## [DETALHES DA TAREFA]
Por favor, copie do texto sobre o acesso à saúde, sem alterar nada, o trecho que abre com as palavras "Que saúde é" e fecha com "que os definia?".

Que saúde é esta, que impede que pessoas à porta de um serviço aberto, não sejam admitidas, porque não fizeram um telefonema antecipado para uma linha telefónica que tarda em dar resposta e nada orienta, numa distância de quem está confortavelmente sentado atrás de um ecrã.
A que ponto chegámos no estado de uma saúde que se pretendia acessível, universal e tendencialmente gratuita e que agora impõe limites ao acesso, privando de toda a dignidade as pessoas que necessitam de ajuda. Talvez não seja só o reflexo de um sector social, mas de toda a podridão que consome este pequeno país plantado à beira mar. Estaremos a ficar tão ocidentalizados, com desejo de transformar o que de melhor tínhamos, num reflexo do que é pouco oferecido em outros países, que de evoluídos só têm tecnologia, mas que entretanto perderam a alma que os definia?
Foi como se recuássemos mais de 50 anos a um tempo onde a saúde não era para todos, só para os poucos que podiam usufruir monetariamente dela, onde o nascer e o morrer se faziam em casa, longe do ideal de cuidados que o mundo, cada vez mais técnico, mas pelo visto cada vez mais desumano, hoje oferece.
Que triste fado, nascer hoje português, lançado ao mundo num momento onde a sorte de estar no local e na hora certa determina a felicidade de ver luz, com a atenção que se impõe nos dias de hoje.

## [EXCERTOS DE DADOS]

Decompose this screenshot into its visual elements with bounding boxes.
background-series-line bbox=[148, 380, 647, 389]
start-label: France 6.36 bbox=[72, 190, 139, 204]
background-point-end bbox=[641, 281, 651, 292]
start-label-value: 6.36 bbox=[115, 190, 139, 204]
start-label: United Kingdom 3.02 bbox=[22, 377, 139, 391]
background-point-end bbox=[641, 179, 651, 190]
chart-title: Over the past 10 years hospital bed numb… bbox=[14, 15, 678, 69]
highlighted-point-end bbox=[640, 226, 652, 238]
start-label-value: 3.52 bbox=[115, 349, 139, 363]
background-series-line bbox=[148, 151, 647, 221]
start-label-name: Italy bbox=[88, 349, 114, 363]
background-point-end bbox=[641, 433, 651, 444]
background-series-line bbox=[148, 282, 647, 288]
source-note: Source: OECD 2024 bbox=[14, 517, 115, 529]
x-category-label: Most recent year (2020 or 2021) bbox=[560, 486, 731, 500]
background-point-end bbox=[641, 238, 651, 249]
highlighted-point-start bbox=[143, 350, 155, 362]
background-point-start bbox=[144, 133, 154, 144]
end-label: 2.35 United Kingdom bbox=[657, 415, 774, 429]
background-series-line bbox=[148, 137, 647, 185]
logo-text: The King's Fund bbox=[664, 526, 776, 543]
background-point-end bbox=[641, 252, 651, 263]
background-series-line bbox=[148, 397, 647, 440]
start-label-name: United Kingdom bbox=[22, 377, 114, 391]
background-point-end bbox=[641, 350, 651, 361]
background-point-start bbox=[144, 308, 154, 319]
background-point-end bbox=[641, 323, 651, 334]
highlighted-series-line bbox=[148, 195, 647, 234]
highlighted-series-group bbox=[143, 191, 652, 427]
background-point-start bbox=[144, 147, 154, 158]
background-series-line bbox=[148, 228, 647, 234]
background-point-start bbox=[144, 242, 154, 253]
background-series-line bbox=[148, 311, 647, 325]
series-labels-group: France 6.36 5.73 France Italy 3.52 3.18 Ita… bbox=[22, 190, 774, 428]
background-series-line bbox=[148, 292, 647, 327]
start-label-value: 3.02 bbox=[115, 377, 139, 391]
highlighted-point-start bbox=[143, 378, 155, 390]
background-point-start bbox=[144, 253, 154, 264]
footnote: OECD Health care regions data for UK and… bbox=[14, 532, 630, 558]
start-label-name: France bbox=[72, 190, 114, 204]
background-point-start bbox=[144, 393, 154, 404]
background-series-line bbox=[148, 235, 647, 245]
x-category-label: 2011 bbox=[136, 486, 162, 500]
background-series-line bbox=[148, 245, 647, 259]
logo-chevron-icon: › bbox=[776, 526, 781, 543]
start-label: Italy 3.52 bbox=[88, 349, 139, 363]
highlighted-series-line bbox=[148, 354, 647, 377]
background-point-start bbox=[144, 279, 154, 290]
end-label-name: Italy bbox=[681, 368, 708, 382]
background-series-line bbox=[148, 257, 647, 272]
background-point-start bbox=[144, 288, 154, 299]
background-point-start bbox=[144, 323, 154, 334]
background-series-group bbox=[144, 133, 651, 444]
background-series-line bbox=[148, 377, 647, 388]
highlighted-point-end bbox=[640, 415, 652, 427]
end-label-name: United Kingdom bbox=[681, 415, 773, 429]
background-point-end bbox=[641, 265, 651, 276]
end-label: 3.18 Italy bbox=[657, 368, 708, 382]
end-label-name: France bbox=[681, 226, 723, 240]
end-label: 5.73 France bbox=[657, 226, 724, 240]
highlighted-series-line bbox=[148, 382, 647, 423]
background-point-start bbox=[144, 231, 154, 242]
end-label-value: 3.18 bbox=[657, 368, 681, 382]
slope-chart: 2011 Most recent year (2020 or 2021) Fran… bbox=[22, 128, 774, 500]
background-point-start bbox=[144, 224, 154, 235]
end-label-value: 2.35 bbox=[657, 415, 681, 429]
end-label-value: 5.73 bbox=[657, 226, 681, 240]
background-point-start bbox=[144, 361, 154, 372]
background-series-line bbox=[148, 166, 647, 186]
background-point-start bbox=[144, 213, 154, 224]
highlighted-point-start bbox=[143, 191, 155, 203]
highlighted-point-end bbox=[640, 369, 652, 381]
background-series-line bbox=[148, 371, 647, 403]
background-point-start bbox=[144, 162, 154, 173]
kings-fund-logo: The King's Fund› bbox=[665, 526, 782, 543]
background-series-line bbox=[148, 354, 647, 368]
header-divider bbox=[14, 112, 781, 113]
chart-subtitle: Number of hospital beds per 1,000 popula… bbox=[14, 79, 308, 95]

## [RESULTADO DO EXERCÍCIO]
Que saúde é esta, que impede que pessoas à porta de um serviço aberto, não sejam admitidas, porque não fizeram um telefonema antecipado para uma linha telefónica que tarda em dar resposta e nada orienta, numa distância de quem está confortavelmente sentado atrás de um ecrã.
A que ponto chegámos no estado de uma saúde que se pretendia acessível, universal e tendencialmente gratuita e que agora impõe limites ao acesso, privando de toda a dignidade as pessoas que necessitam de ajuda. Talvez não seja só o reflexo de um sector social, mas de toda a podridão que consome este pequeno país plantado à beira mar. Estaremos a ficar tão ocidentalizados, com desejo de transformar o que de melhor tínhamos, num reflexo do que é pouco oferecido em outros países, que de evoluídos só têm tecnologia, mas que entretanto perderam a alma que os definia?